▸ **EXERCISE**
Repeat the full listing below verbatim and keep the images out.

▸ **DATA EXTRACT**

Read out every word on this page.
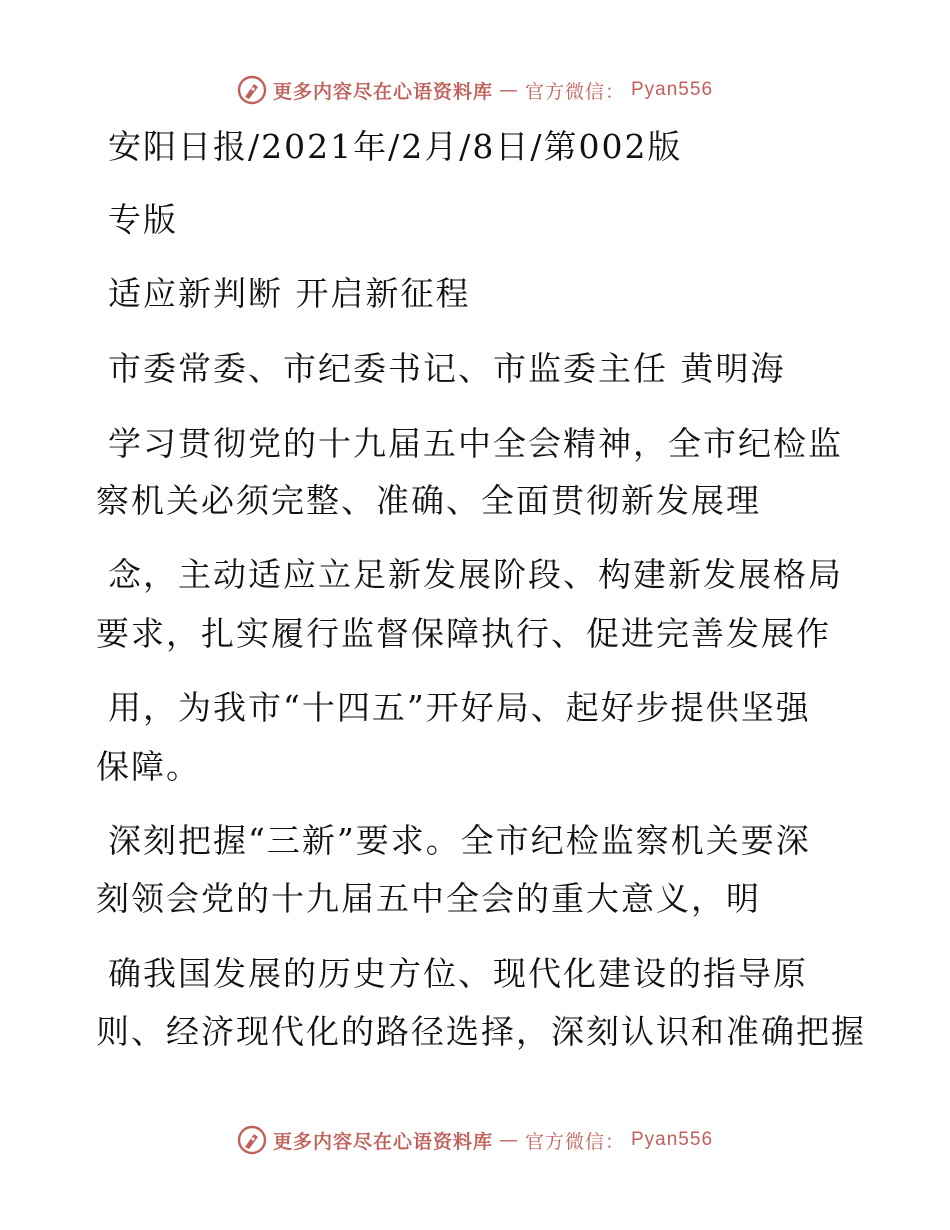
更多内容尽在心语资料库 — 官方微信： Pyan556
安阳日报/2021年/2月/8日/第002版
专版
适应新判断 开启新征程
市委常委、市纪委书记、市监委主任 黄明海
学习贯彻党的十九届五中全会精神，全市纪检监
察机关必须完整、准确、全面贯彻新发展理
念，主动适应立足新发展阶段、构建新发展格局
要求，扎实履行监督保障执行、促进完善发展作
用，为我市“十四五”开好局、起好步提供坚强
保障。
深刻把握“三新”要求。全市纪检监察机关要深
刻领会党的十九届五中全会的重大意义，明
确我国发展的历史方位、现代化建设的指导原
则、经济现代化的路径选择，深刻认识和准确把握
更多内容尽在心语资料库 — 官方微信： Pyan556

▸ **RESULT OF THE TASK**
Read out every word on this page.
更多内容尽在心语资料库 — 官方微信： Pyan556
安阳日报/2021年/2月/8日/第002版
专版
适应新判断 开启新征程
市委常委、市纪委书记、市监委主任 黄明海
学习贯彻党的十九届五中全会精神，全市纪检监
察机关必须完整、准确、全面贯彻新发展理
念，主动适应立足新发展阶段、构建新发展格局
要求，扎实履行监督保障执行、促进完善发展作
用，为我市“十四五”开好局、起好步提供坚强
保障。
深刻把握“三新”要求。全市纪检监察机关要深
刻领会党的十九届五中全会的重大意义，明
确我国发展的历史方位、现代化建设的指导原
则、经济现代化的路径选择，深刻认识和准确把握
更多内容尽在心语资料库 — 官方微信： Pyan556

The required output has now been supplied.